Exercise description >>
Write out all entries word for word.

··· Excerpted records

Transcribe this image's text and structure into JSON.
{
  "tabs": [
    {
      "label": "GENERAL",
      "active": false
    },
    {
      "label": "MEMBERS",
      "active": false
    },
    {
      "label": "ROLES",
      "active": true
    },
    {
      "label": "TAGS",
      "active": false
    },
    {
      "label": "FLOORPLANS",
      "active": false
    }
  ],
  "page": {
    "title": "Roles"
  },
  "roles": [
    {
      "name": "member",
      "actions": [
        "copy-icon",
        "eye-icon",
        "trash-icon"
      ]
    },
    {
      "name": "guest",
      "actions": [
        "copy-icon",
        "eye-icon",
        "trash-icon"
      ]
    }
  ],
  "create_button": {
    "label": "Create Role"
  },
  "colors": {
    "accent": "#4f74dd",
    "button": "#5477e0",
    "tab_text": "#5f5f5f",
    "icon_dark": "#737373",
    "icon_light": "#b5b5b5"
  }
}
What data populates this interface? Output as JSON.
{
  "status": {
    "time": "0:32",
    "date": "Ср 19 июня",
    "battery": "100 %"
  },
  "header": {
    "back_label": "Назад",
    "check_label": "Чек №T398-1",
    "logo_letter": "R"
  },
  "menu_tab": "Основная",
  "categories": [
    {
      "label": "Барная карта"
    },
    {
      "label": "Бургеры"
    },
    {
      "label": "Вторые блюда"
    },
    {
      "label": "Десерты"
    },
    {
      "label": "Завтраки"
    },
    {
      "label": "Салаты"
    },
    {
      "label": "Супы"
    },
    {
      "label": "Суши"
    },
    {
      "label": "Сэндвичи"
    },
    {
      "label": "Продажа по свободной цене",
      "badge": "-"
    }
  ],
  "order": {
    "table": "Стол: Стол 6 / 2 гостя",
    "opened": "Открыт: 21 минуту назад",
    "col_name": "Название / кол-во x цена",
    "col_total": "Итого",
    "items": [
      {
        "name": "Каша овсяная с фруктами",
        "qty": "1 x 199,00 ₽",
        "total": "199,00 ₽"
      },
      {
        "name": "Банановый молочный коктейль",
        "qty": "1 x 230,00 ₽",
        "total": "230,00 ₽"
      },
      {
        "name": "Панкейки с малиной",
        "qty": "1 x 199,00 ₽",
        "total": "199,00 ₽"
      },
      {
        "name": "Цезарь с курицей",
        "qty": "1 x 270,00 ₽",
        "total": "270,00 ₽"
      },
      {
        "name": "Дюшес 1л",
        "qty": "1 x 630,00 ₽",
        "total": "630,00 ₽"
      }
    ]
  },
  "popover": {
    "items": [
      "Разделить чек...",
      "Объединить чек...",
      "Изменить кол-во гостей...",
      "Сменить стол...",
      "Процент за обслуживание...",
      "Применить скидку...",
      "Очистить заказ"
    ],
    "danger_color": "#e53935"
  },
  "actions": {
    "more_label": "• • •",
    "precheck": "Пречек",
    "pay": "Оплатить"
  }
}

······

Answer for this exercise >>
Transcribe this image's text and structure into JSON.
{
  "tabs": [
    {
      "label": "GENERAL",
      "active": false
    },
    {
      "label": "MEMBERS",
      "active": false
    },
    {
      "label": "ROLES",
      "active": true
    },
    {
      "label": "TAGS",
      "active": false
    },
    {
      "label": "FLOORPLANS",
      "active": false
    }
  ],
  "page": {
    "title": "Roles"
  },
  "roles": [
    {
      "name": "member",
      "actions": [
        "copy-icon",
        "eye-icon",
        "trash-icon"
      ]
    },
    {
      "name": "guest",
      "actions": [
        "copy-icon",
        "eye-icon",
        "trash-icon"
      ]
    }
  ],
  "create_button": {
    "label": "Create Role"
  },
  "colors": {
    "accent": "#4f74dd",
    "button": "#5477e0",
    "tab_text": "#5f5f5f",
    "icon_dark": "#737373",
    "icon_light": "#b5b5b5"
  }
}
What data populates this interface? Output as JSON.
{
  "status": {
    "time": "0:32",
    "date": "Ср 19 июня",
    "battery": "100 %"
  },
  "header": {
    "back_label": "Назад",
    "check_label": "Чек №T398-1",
    "logo_letter": "R"
  },
  "menu_tab": "Основная",
  "categories": [
    {
      "label": "Барная карта"
    },
    {
      "label": "Бургеры"
    },
    {
      "label": "Вторые блюда"
    },
    {
      "label": "Десерты"
    },
    {
      "label": "Завтраки"
    },
    {
      "label": "Салаты"
    },
    {
      "label": "Супы"
    },
    {
      "label": "Суши"
    },
    {
      "label": "Сэндвичи"
    },
    {
      "label": "Продажа по свободной цене",
      "badge": "-"
    }
  ],
  "order": {
    "table": "Стол: Стол 6 / 2 гостя",
    "opened": "Открыт: 21 минуту назад",
    "col_name": "Название / кол-во x цена",
    "col_total": "Итого",
    "items": [
      {
        "name": "Каша овсяная с фруктами",
        "qty": "1 x 199,00 ₽",
        "total": "199,00 ₽"
      },
      {
        "name": "Банановый молочный коктейль",
        "qty": "1 x 230,00 ₽",
        "total": "230,00 ₽"
      },
      {
        "name": "Панкейки с малиной",
        "qty": "1 x 199,00 ₽",
        "total": "199,00 ₽"
      },
      {
        "name": "Цезарь с курицей",
        "qty": "1 x 270,00 ₽",
        "total": "270,00 ₽"
      },
      {
        "name": "Дюшес 1л",
        "qty": "1 x 630,00 ₽",
        "total": "630,00 ₽"
      }
    ]
  },
  "popover": {
    "items": [
      "Разделить чек...",
      "Объединить чек...",
      "Изменить кол-во гостей...",
      "Сменить стол...",
      "Процент за обслуживание...",
      "Применить скидку...",
      "Очистить заказ"
    ],
    "danger_color": "#e53935"
  },
  "actions": {
    "more_label": "• • •",
    "precheck": "Пречек",
    "pay": "Оплатить"
  }
}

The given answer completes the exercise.